[Directions for this task] Extract all of the entries and set them down verbatim.

-- Start of Exercise input --

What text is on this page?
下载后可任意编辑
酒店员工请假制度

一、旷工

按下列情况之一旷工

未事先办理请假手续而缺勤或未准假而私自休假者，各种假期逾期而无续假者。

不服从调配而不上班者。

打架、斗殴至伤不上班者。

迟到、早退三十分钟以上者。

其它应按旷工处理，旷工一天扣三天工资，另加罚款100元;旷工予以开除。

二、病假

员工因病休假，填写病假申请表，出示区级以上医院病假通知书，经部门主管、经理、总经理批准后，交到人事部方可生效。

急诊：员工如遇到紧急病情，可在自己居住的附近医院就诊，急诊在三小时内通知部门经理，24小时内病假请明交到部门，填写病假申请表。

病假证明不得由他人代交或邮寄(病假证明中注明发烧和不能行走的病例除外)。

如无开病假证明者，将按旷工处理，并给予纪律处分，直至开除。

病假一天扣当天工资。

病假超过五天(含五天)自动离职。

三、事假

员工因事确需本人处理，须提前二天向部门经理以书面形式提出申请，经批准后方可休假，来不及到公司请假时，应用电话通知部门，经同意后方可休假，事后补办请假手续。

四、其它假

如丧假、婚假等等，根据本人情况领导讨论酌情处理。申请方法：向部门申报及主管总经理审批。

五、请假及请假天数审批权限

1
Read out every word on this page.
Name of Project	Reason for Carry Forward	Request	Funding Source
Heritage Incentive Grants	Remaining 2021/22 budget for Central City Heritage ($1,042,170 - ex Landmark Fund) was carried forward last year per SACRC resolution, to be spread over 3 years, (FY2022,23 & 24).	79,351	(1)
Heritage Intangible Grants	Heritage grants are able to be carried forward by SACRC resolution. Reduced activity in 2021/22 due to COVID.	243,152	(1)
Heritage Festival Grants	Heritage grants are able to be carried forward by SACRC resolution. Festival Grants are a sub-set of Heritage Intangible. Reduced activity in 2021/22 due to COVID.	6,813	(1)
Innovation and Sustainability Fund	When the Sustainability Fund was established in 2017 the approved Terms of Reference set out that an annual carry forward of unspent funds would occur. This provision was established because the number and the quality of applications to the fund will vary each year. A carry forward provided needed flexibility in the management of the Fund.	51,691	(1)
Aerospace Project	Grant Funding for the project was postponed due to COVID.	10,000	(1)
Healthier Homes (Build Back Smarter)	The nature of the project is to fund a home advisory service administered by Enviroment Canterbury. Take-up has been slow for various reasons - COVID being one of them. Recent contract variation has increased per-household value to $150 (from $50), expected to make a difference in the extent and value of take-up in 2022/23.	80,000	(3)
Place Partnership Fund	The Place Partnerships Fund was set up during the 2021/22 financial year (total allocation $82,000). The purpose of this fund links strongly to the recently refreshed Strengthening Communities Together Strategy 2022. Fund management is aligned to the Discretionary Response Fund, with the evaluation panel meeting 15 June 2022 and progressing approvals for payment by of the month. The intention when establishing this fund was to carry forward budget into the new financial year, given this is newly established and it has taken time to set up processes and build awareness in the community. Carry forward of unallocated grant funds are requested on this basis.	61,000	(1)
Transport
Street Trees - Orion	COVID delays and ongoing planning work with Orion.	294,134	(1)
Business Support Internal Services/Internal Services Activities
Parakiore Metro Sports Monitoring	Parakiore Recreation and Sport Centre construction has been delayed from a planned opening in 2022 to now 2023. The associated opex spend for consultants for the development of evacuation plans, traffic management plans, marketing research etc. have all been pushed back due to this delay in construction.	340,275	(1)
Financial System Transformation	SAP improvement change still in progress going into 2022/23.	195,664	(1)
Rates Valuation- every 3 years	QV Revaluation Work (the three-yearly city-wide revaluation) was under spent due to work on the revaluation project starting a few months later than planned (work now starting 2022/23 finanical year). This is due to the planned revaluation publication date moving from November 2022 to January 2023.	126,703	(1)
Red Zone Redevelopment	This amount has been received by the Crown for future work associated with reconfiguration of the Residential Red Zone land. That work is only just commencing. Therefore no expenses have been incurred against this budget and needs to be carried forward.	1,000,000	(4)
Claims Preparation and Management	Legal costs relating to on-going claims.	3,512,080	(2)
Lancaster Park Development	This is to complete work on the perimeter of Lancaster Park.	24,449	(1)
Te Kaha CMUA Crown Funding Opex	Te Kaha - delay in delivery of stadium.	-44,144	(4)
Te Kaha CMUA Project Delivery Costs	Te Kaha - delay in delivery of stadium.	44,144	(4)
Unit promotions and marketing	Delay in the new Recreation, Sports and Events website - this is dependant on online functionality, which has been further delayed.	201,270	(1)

-- End of Exercise input --

[Solution for this task]
What text is on this page?
下载后可任意编辑
酒店员工请假制度

一、旷工

按下列情况之一旷工

未事先办理请假手续而缺勤或未准假而私自休假者，各种假期逾期而无续假者。

不服从调配而不上班者。

打架、斗殴至伤不上班者。

迟到、早退三十分钟以上者。

其它应按旷工处理，旷工一天扣三天工资，另加罚款100元;旷工予以开除。

二、病假

员工因病休假，填写病假申请表，出示区级以上医院病假通知书，经部门主管、经理、总经理批准后，交到人事部方可生效。

急诊：员工如遇到紧急病情，可在自己居住的附近医院就诊，急诊在三小时内通知部门经理，24小时内病假请明交到部门，填写病假申请表。

病假证明不得由他人代交或邮寄(病假证明中注明发烧和不能行走的病例除外)。

如无开病假证明者，将按旷工处理，并给予纪律处分，直至开除。

病假一天扣当天工资。

病假超过五天(含五天)自动离职。

三、事假

员工因事确需本人处理，须提前二天向部门经理以书面形式提出申请，经批准后方可休假，来不及到公司请假时，应用电话通知部门，经同意后方可休假，事后补办请假手续。

四、其它假

如丧假、婚假等等，根据本人情况领导讨论酌情处理。申请方法：向部门申报及主管总经理审批。

五、请假及请假天数审批权限

1
Read out every word on this page.
Name of Project	Reason for Carry Forward	Request	Funding Source
Heritage Incentive Grants	Remaining 2021/22 budget for Central City Heritage ($1,042,170 - ex Landmark Fund) was carried forward last year per SACRC resolution, to be spread over 3 years, (FY2022,23 & 24).	79,351	(1)
Heritage Intangible Grants	Heritage grants are able to be carried forward by SACRC resolution. Reduced activity in 2021/22 due to COVID.	243,152	(1)
Heritage Festival Grants	Heritage grants are able to be carried forward by SACRC resolution. Festival Grants are a sub-set of Heritage Intangible. Reduced activity in 2021/22 due to COVID.	6,813	(1)
Innovation and Sustainability Fund	When the Sustainability Fund was established in 2017 the approved Terms of Reference set out that an annual carry forward of unspent funds would occur. This provision was established because the number and the quality of applications to the fund will vary each year. A carry forward provided needed flexibility in the management of the Fund.	51,691	(1)
Aerospace Project	Grant Funding for the project was postponed due to COVID.	10,000	(1)
Healthier Homes (Build Back Smarter)	The nature of the project is to fund a home advisory service administered by Enviroment Canterbury. Take-up has been slow for various reasons - COVID being one of them. Recent contract variation has increased per-household value to $150 (from $50), expected to make a difference in the extent and value of take-up in 2022/23.	80,000	(3)
Place Partnership Fund	The Place Partnerships Fund was set up during the 2021/22 financial year (total allocation $82,000). The purpose of this fund links strongly to the recently refreshed Strengthening Communities Together Strategy 2022. Fund management is aligned to the Discretionary Response Fund, with the evaluation panel meeting 15 June 2022 and progressing approvals for payment by of the month. The intention when establishing this fund was to carry forward budget into the new financial year, given this is newly established and it has taken time to set up processes and build awareness in the community. Carry forward of unallocated grant funds are requested on this basis.	61,000	(1)
Transport
Street Trees - Orion	COVID delays and ongoing planning work with Orion.	294,134	(1)
Business Support Internal Services/Internal Services Activities
Parakiore Metro Sports Monitoring	Parakiore Recreation and Sport Centre construction has been delayed from a planned opening in 2022 to now 2023. The associated opex spend for consultants for the development of evacuation plans, traffic management plans, marketing research etc. have all been pushed back due to this delay in construction.	340,275	(1)
Financial System Transformation	SAP improvement change still in progress going into 2022/23.	195,664	(1)
Rates Valuation- every 3 years	QV Revaluation Work (the three-yearly city-wide revaluation) was under spent due to work on the revaluation project starting a few months later than planned (work now starting 2022/23 finanical year). This is due to the planned revaluation publication date moving from November 2022 to January 2023.	126,703	(1)
Red Zone Redevelopment	This amount has been received by the Crown for future work associated with reconfiguration of the Residential Red Zone land. That work is only just commencing. Therefore no expenses have been incurred against this budget and needs to be carried forward.	1,000,000	(4)
Claims Preparation and Management	Legal costs relating to on-going claims.	3,512,080	(2)
Lancaster Park Development	This is to complete work on the perimeter of Lancaster Park.	24,449	(1)
Te Kaha CMUA Crown Funding Opex	Te Kaha - delay in delivery of stadium.	-44,144	(4)
Te Kaha CMUA Project Delivery Costs	Te Kaha - delay in delivery of stadium.	44,144	(4)
Unit promotions and marketing	Delay in the new Recreation, Sports and Events website - this is dependant on online functionality, which has been further delayed.	201,270	(1)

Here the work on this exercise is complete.